* Directions for this task:
Which lines contain the word "Master"? Return each of them as written.

--- Begin Records ---

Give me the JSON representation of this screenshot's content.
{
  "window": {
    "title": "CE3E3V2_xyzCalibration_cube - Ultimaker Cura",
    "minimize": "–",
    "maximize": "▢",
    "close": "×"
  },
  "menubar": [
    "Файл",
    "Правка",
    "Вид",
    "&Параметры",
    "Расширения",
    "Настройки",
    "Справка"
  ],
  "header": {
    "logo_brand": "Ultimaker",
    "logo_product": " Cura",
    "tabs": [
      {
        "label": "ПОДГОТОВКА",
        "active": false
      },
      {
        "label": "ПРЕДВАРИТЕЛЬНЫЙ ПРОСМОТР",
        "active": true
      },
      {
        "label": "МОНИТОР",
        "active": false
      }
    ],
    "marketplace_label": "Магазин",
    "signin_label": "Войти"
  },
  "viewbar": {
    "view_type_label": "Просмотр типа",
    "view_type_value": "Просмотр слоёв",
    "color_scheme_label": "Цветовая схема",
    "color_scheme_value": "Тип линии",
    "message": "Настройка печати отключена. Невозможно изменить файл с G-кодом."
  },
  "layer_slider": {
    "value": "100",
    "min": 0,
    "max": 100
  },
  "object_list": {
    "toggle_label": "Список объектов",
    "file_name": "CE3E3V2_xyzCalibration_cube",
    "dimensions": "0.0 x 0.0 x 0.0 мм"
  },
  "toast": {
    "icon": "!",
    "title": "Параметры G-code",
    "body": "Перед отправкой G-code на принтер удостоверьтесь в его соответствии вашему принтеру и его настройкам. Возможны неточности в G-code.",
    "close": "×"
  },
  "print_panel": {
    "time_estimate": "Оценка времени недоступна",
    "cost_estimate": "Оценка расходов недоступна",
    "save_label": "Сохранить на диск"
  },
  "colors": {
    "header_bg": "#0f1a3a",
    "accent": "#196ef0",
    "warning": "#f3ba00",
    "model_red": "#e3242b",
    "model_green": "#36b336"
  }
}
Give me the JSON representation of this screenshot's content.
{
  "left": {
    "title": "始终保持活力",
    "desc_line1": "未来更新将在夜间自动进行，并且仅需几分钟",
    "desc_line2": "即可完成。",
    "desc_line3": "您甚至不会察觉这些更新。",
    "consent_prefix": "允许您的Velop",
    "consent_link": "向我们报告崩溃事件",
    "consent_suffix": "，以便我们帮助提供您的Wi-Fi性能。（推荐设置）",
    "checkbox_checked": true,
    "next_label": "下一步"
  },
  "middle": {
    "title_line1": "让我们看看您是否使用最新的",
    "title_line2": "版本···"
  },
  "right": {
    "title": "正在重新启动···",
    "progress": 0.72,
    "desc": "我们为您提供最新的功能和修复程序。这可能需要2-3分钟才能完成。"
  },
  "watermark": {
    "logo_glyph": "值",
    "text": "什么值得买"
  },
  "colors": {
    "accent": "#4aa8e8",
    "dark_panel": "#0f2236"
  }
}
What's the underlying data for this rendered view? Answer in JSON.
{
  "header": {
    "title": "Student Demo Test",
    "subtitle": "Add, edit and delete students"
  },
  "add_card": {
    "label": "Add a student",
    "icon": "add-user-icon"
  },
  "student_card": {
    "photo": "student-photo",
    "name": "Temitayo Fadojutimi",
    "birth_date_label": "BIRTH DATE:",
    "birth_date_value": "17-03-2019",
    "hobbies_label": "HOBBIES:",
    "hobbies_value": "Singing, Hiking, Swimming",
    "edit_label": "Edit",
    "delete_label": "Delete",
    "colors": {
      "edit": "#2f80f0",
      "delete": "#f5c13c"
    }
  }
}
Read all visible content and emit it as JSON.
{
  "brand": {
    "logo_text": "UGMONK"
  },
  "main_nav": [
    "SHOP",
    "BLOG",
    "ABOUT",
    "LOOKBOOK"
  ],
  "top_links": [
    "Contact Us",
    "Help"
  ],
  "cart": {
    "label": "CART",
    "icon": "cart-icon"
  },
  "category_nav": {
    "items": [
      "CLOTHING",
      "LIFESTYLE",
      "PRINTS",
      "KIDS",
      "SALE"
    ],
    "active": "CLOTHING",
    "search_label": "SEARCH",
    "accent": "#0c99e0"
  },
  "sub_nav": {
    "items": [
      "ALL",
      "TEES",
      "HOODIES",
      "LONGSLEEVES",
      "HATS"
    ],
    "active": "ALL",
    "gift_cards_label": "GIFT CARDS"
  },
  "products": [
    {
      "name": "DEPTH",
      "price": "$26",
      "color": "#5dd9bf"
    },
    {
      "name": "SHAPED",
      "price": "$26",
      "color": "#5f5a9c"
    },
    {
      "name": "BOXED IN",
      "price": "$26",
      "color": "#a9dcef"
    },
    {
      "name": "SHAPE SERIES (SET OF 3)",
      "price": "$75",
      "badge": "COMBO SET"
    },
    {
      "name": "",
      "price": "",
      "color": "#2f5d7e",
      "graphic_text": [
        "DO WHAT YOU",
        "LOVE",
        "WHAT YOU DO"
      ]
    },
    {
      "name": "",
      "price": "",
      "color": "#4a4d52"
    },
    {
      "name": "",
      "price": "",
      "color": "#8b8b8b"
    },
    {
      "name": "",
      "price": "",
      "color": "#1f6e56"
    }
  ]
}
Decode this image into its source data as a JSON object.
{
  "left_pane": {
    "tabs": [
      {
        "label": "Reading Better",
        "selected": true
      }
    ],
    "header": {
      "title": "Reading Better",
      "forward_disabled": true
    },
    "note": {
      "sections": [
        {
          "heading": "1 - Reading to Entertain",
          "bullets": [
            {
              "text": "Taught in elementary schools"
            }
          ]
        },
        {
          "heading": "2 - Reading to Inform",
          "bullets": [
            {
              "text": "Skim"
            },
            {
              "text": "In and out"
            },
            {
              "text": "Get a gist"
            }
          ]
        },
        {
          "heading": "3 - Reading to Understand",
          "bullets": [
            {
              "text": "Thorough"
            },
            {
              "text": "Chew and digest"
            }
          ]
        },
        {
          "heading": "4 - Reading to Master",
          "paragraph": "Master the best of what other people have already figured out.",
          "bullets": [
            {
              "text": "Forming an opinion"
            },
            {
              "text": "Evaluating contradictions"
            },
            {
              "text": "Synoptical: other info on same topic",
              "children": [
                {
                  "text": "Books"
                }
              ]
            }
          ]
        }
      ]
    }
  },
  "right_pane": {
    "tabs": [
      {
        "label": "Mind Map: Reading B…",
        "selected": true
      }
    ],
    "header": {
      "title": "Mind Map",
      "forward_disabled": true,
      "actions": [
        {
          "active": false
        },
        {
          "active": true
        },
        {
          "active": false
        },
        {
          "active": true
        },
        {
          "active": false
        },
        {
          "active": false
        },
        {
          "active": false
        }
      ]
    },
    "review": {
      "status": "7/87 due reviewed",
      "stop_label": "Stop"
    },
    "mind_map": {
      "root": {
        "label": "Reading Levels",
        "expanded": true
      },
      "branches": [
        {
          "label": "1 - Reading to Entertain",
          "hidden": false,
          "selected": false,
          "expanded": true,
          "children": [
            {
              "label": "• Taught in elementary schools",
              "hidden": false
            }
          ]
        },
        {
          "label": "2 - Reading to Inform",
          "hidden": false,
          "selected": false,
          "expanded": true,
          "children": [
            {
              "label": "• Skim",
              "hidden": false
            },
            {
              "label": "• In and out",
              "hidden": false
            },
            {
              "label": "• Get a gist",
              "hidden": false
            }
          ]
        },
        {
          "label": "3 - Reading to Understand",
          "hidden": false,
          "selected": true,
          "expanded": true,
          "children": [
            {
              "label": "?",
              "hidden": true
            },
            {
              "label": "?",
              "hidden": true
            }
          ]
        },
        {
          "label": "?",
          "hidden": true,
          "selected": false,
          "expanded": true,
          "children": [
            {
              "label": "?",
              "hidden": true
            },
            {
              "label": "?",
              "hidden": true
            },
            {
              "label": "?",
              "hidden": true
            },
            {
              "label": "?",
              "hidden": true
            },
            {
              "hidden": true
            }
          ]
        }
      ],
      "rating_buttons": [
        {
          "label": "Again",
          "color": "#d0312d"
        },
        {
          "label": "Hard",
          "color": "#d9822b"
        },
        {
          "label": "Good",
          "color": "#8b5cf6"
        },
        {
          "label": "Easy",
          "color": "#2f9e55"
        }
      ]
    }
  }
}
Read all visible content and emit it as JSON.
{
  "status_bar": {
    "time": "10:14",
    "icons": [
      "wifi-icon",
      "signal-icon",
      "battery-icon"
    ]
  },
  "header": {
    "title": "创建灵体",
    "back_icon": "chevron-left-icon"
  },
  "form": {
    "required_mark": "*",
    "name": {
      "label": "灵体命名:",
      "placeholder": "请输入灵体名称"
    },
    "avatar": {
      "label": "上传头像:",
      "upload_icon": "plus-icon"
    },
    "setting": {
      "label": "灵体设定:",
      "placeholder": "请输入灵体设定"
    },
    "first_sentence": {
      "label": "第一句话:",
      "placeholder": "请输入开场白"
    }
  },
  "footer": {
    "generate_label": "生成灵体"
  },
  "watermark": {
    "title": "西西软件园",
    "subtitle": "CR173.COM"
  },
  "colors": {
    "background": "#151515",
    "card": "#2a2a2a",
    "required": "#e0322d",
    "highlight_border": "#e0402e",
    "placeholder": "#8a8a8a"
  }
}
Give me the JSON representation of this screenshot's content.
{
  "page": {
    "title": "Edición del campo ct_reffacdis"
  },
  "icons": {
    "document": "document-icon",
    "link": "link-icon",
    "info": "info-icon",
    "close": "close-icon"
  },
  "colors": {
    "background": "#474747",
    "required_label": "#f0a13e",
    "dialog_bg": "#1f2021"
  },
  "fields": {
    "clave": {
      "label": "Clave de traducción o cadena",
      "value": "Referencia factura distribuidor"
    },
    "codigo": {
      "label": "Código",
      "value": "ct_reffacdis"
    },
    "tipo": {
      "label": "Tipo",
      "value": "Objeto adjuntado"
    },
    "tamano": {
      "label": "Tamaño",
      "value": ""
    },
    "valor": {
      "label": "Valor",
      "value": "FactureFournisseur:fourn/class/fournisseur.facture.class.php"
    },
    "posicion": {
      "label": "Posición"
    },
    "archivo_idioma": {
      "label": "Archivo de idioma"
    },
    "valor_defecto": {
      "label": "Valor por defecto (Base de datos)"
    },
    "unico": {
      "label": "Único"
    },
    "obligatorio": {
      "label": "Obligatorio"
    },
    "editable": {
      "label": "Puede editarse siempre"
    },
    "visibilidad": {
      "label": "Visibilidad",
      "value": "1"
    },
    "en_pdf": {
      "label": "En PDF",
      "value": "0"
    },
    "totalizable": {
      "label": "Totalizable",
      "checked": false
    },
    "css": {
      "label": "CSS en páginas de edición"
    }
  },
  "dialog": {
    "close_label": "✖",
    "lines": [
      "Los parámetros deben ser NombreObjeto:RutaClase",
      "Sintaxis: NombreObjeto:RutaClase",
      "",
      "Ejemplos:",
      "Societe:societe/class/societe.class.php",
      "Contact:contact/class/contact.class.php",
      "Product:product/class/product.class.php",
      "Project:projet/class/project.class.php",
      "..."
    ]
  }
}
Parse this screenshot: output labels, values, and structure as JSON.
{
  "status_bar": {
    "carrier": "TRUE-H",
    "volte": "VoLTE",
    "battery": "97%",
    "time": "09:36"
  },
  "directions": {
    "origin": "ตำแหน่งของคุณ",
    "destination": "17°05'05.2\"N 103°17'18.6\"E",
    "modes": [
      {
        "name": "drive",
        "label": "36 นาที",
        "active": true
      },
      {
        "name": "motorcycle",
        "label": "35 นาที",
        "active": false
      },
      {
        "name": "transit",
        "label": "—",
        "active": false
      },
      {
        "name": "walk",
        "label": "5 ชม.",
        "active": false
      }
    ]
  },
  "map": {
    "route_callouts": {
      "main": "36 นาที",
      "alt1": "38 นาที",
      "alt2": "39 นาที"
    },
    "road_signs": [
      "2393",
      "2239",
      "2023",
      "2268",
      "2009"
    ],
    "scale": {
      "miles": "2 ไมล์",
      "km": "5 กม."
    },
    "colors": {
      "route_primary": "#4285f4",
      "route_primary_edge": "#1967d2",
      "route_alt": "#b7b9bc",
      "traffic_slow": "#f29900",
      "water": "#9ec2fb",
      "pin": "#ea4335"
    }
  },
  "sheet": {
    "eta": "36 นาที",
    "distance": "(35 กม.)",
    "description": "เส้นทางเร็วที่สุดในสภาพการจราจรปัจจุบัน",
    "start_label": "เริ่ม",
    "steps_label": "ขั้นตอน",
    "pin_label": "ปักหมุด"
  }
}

--- End Records ---

* Finished task:
          "heading": "4 - Reading to Master",
          "paragraph": "Master the best of what other people have already figured out.",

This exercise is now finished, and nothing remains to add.